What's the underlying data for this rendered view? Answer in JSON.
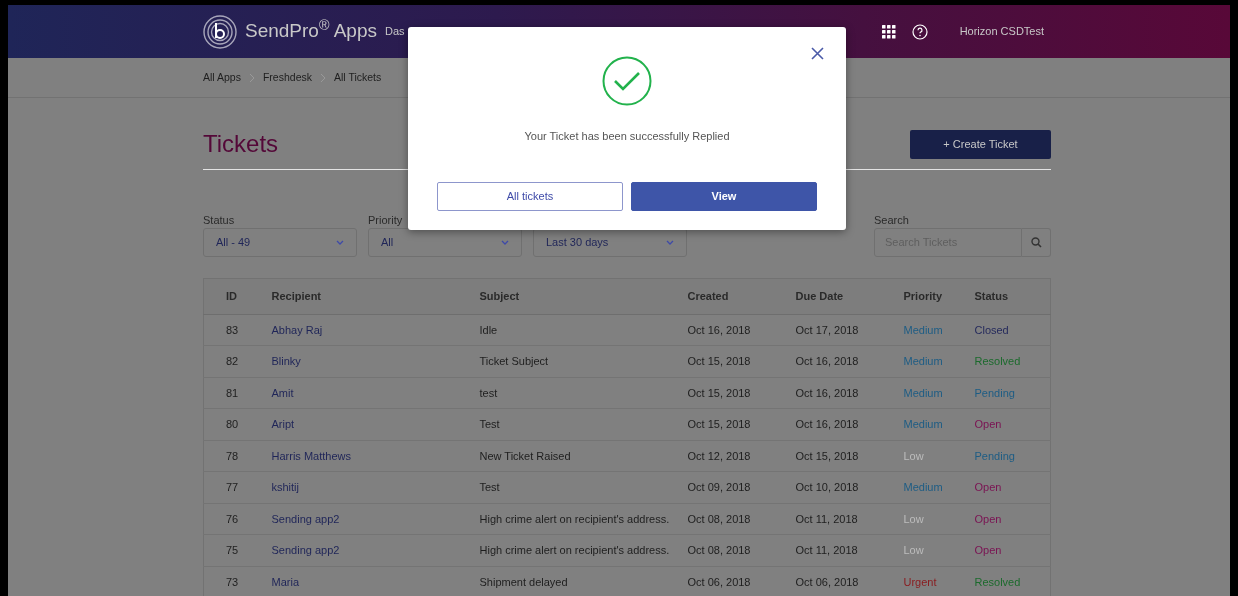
{
  "navbar": {
    "brand": "SendPro$^{®}$ Apps",
    "nav_item": "Das",
    "user": "Horizon CSDTest"
  },
  "breadcrumb": [
    "All Apps",
    "Freshdesk",
    "All Tickets"
  ],
  "page_title": "Tickets",
  "create_button": "+ Create Ticket",
  "filters": [
    {
      "label": "Status",
      "value": "All - 49"
    },
    {
      "label": "Priority",
      "value": "All"
    },
    {
      "value": "Last 30 days"
    }
  ],
  "search": {
    "label": "Search",
    "placeholder": "Search Tickets"
  },
  "table": {
    "columns": [
      "ID",
      "Recipient",
      "Subject",
      "Created",
      "Due Date",
      "Priority",
      "Status"
    ],
    "rows": [
      {
        "id": "83",
        "recipient": "Abhay Raj",
        "subject": "Idle",
        "created": "Oct 16, 2018",
        "due": "Oct 17, 2018",
        "priority": {
          "text": "Medium",
          "color": "#1d5c84"
        },
        "status": {
          "text": "Closed",
          "color": "#252a5c"
        }
      },
      {
        "id": "82",
        "recipient": "Blinky",
        "subject": "Ticket Subject",
        "created": "Oct 15, 2018",
        "due": "Oct 16, 2018",
        "priority": {
          "text": "Medium",
          "color": "#1d5c84"
        },
        "status": {
          "text": "Resolved",
          "color": "#1b6a2c"
        }
      },
      {
        "id": "81",
        "recipient": "Amit",
        "subject": "test",
        "created": "Oct 15, 2018",
        "due": "Oct 16, 2018",
        "priority": {
          "text": "Medium",
          "color": "#1d5c84"
        },
        "status": {
          "text": "Pending",
          "color": "#1d5c84"
        }
      },
      {
        "id": "80",
        "recipient": "Aript",
        "subject": "Test",
        "created": "Oct 15, 2018",
        "due": "Oct 16, 2018",
        "priority": {
          "text": "Medium",
          "color": "#1d5c84"
        },
        "status": {
          "text": "Open",
          "color": "#7a1252"
        }
      },
      {
        "id": "78",
        "recipient": "Harris Matthews",
        "subject": "New Ticket Raised",
        "created": "Oct 12, 2018",
        "due": "Oct 15, 2018",
        "priority": {
          "text": "Low",
          "color": "#bcbcbc"
        },
        "status": {
          "text": "Pending",
          "color": "#1d5c84"
        }
      },
      {
        "id": "77",
        "recipient": "kshitij",
        "subject": "Test",
        "created": "Oct 09, 2018",
        "due": "Oct 10, 2018",
        "priority": {
          "text": "Medium",
          "color": "#1d5c84"
        },
        "status": {
          "text": "Open",
          "color": "#7a1252"
        }
      },
      {
        "id": "76",
        "recipient": "Sending app2",
        "subject": "High crime alert on recipient's address.",
        "created": "Oct 08, 2018",
        "due": "Oct 11, 2018",
        "priority": {
          "text": "Low",
          "color": "#bcbcbc"
        },
        "status": {
          "text": "Open",
          "color": "#7a1252"
        }
      },
      {
        "id": "75",
        "recipient": "Sending app2",
        "subject": "High crime alert on recipient's address.",
        "created": "Oct 08, 2018",
        "due": "Oct 11, 2018",
        "priority": {
          "text": "Low",
          "color": "#bcbcbc"
        },
        "status": {
          "text": "Open",
          "color": "#7a1252"
        }
      },
      {
        "id": "73",
        "recipient": "Maria",
        "subject": "Shipment delayed",
        "created": "Oct 06, 2018",
        "due": "Oct 06, 2018",
        "priority": {
          "text": "Urgent",
          "color": "#8a1a1e"
        },
        "status": {
          "text": "Resolved",
          "color": "#1b6a2c"
        }
      }
    ]
  },
  "modal": {
    "message": "Your Ticket has been successfully Replied",
    "buttons": [
      {
        "label": "All tickets",
        "kind": "outline"
      },
      {
        "label": "View",
        "kind": "primary"
      }
    ]
  }
}
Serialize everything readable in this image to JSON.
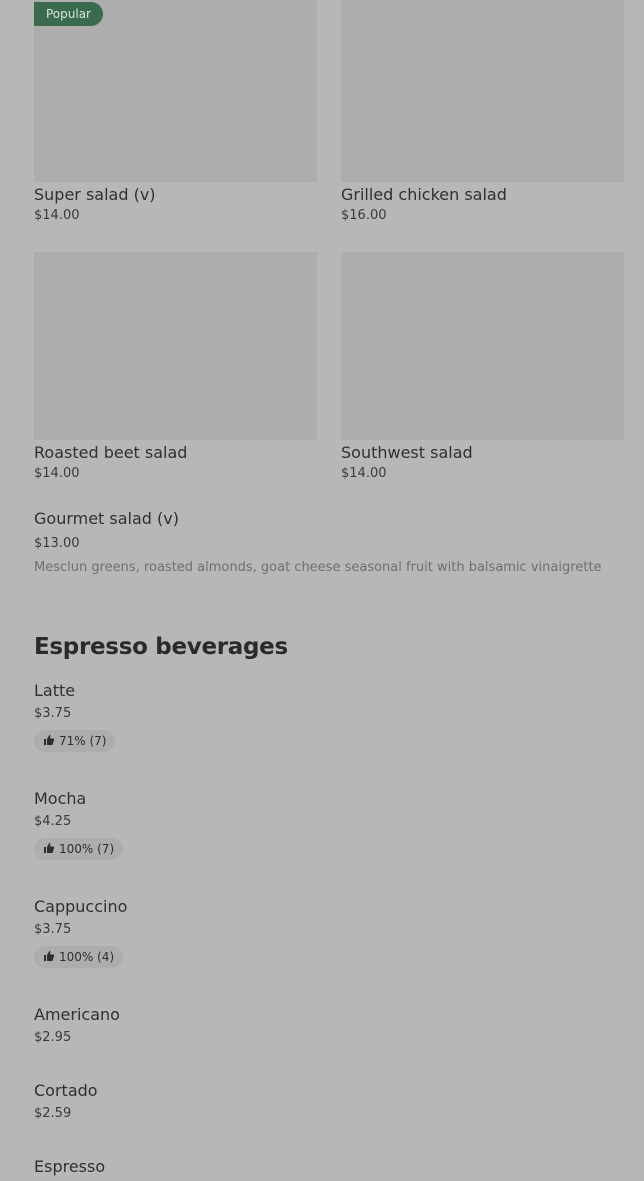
{
  "salads": [
    {
      "name": "Super salad (v)",
      "price": "$14.00",
      "badge": "Popular"
    },
    {
      "name": "Grilled chicken salad",
      "price": "$16.00"
    },
    {
      "name": "Roasted beet salad",
      "price": "$14.00"
    },
    {
      "name": "Southwest salad",
      "price": "$14.00"
    }
  ],
  "gourmet": {
    "name": "Gourmet salad (v)",
    "price": "$13.00",
    "description": "Mesclun greens, roasted almonds, goat cheese seasonal fruit with balsamic vinaigrette"
  },
  "espresso_section": {
    "title": "Espresso beverages",
    "items": [
      {
        "name": "Latte",
        "price": "$3.75",
        "rating": "71% (7)"
      },
      {
        "name": "Mocha",
        "price": "$4.25",
        "rating": "100% (7)"
      },
      {
        "name": "Cappuccino",
        "price": "$3.75",
        "rating": "100% (4)"
      },
      {
        "name": "Americano",
        "price": "$2.95"
      },
      {
        "name": "Cortado",
        "price": "$2.59"
      },
      {
        "name": "Espresso"
      }
    ]
  },
  "icons": {
    "rating": "thumbs-up-icon"
  },
  "colors": {
    "background": "#b7b7b7",
    "image_placeholder": "#adadad",
    "badge": "#3a6b4f"
  }
}
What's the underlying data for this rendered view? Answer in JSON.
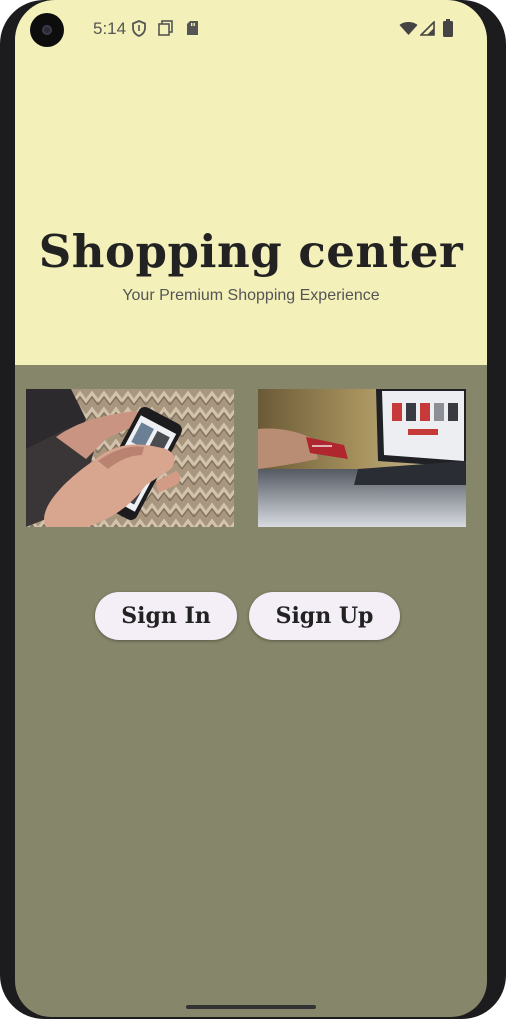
{
  "status_bar": {
    "time": "5:14",
    "left_icons": [
      "vpn-shield-icon",
      "screenshot-icon",
      "sd-card-icon"
    ],
    "right_icons": [
      "wifi-icon",
      "cell-signal-icon",
      "battery-icon"
    ]
  },
  "header": {
    "title": "Shopping center",
    "subtitle": "Your Premium Shopping Experience",
    "background": "#f3f0b9"
  },
  "images": [
    {
      "name": "phone-shopping-image",
      "description_icon": "photo"
    },
    {
      "name": "laptop-card-payment-image",
      "description_icon": "photo"
    }
  ],
  "buttons": {
    "sign_in": "Sign In",
    "sign_up": "Sign Up"
  },
  "colors": {
    "body_background": "#86866a",
    "button_background": "#f4eff7"
  }
}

» **EXERCISE**
Images in the records should not be copied. Repeat all the rest exactly.

» **EXERCISE RESULT**
What's the underlying data for this rendered view? Answer in JSON.
{
  "navbar": {
    "brand": "SendPro$^{®}$ Apps",
    "nav_item": "Das",
    "user": "Horizon CSDTest"
  },
  "breadcrumb": [
    "All Apps",
    "Freshdesk",
    "All Tickets"
  ],
  "page_title": "Tickets",
  "create_button": "+ Create Ticket",
  "filters": [
    {
      "label": "Status",
      "value": "All - 49"
    },
    {
      "label": "Priority",
      "value": "All"
    },
    {
      "value": "Last 30 days"
    }
  ],
  "search": {
    "label": "Search",
    "placeholder": "Search Tickets"
  },
  "table": {
    "columns": [
      "ID",
      "Recipient",
      "Subject",
      "Created",
      "Due Date",
      "Priority",
      "Status"
    ],
    "rows": [
      {
        "id": "83",
        "recipient": "Abhay Raj",
        "subject": "Idle",
        "created": "Oct 16, 2018",
        "due": "Oct 17, 2018",
        "priority": {
          "text": "Medium",
          "color": "#1d5c84"
        },
        "status": {
          "text": "Closed",
          "color": "#252a5c"
        }
      },
      {
        "id": "82",
        "recipient": "Blinky",
        "subject": "Ticket Subject",
        "created": "Oct 15, 2018",
        "due": "Oct 16, 2018",
        "priority": {
          "text": "Medium",
          "color": "#1d5c84"
        },
        "status": {
          "text": "Resolved",
          "color": "#1b6a2c"
        }
      },
      {
        "id": "81",
        "recipient": "Amit",
        "subject": "test",
        "created": "Oct 15, 2018",
        "due": "Oct 16, 2018",
        "priority": {
          "text": "Medium",
          "color": "#1d5c84"
        },
        "status": {
          "text": "Pending",
          "color": "#1d5c84"
        }
      },
      {
        "id": "80",
        "recipient": "Aript",
        "subject": "Test",
        "created": "Oct 15, 2018",
        "due": "Oct 16, 2018",
        "priority": {
          "text": "Medium",
          "color": "#1d5c84"
        },
        "status": {
          "text": "Open",
          "color": "#7a1252"
        }
      },
      {
        "id": "78",
        "recipient": "Harris Matthews",
        "subject": "New Ticket Raised",
        "created": "Oct 12, 2018",
        "due": "Oct 15, 2018",
        "priority": {
          "text": "Low",
          "color": "#bcbcbc"
        },
        "status": {
          "text": "Pending",
          "color": "#1d5c84"
        }
      },
      {
        "id": "77",
        "recipient": "kshitij",
        "subject": "Test",
        "created": "Oct 09, 2018",
        "due": "Oct 10, 2018",
        "priority": {
          "text": "Medium",
          "color": "#1d5c84"
        },
        "status": {
          "text": "Open",
          "color": "#7a1252"
        }
      },
      {
        "id": "76",
        "recipient": "Sending app2",
        "subject": "High crime alert on recipient's address.",
        "created": "Oct 08, 2018",
        "due": "Oct 11, 2018",
        "priority": {
          "text": "Low",
          "color": "#bcbcbc"
        },
        "status": {
          "text": "Open",
          "color": "#7a1252"
        }
      },
      {
        "id": "75",
        "recipient": "Sending app2",
        "subject": "High crime alert on recipient's address.",
        "created": "Oct 08, 2018",
        "due": "Oct 11, 2018",
        "priority": {
          "text": "Low",
          "color": "#bcbcbc"
        },
        "status": {
          "text": "Open",
          "color": "#7a1252"
        }
      },
      {
        "id": "73",
        "recipient": "Maria",
        "subject": "Shipment delayed",
        "created": "Oct 06, 2018",
        "due": "Oct 06, 2018",
        "priority": {
          "text": "Urgent",
          "color": "#8a1a1e"
        },
        "status": {
          "text": "Resolved",
          "color": "#1b6a2c"
        }
      }
    ]
  },
  "modal": {
    "message": "Your Ticket has been successfully Replied",
    "buttons": [
      {
        "label": "All tickets",
        "kind": "outline"
      },
      {
        "label": "View",
        "kind": "primary"
      }
    ]
  }
}
Serialize everything readable in this image to JSON.
{
  "salads": [
    {
      "name": "Super salad (v)",
      "price": "$14.00",
      "badge": "Popular"
    },
    {
      "name": "Grilled chicken salad",
      "price": "$16.00"
    },
    {
      "name": "Roasted beet salad",
      "price": "$14.00"
    },
    {
      "name": "Southwest salad",
      "price": "$14.00"
    }
  ],
  "gourmet": {
    "name": "Gourmet salad (v)",
    "price": "$13.00",
    "description": "Mesclun greens, roasted almonds, goat cheese seasonal fruit with balsamic vinaigrette"
  },
  "espresso_section": {
    "title": "Espresso beverages",
    "items": [
      {
        "name": "Latte",
        "price": "$3.75",
        "rating": "71% (7)"
      },
      {
        "name": "Mocha",
        "price": "$4.25",
        "rating": "100% (7)"
      },
      {
        "name": "Cappuccino",
        "price": "$3.75",
        "rating": "100% (4)"
      },
      {
        "name": "Americano",
        "price": "$2.95"
      },
      {
        "name": "Cortado",
        "price": "$2.59"
      },
      {
        "name": "Espresso"
      }
    ]
  },
  "icons": {
    "rating": "thumbs-up-icon"
  },
  "colors": {
    "background": "#b7b7b7",
    "image_placeholder": "#adadad",
    "badge": "#3a6b4f"
  }
}
What's the underlying data for this rendered view? Answer in JSON.
{
  "status_bar": {
    "time": "5:14",
    "left_icons": [
      "vpn-shield-icon",
      "screenshot-icon",
      "sd-card-icon"
    ],
    "right_icons": [
      "wifi-icon",
      "cell-signal-icon",
      "battery-icon"
    ]
  },
  "header": {
    "title": "Shopping center",
    "subtitle": "Your Premium Shopping Experience",
    "background": "#f3f0b9"
  },
  "images": [
    {
      "name": "phone-shopping-image",
      "description_icon": "photo"
    },
    {
      "name": "laptop-card-payment-image",
      "description_icon": "photo"
    }
  ],
  "buttons": {
    "sign_in": "Sign In",
    "sign_up": "Sign Up"
  },
  "colors": {
    "body_background": "#86866a",
    "button_background": "#f4eff7"
  }
}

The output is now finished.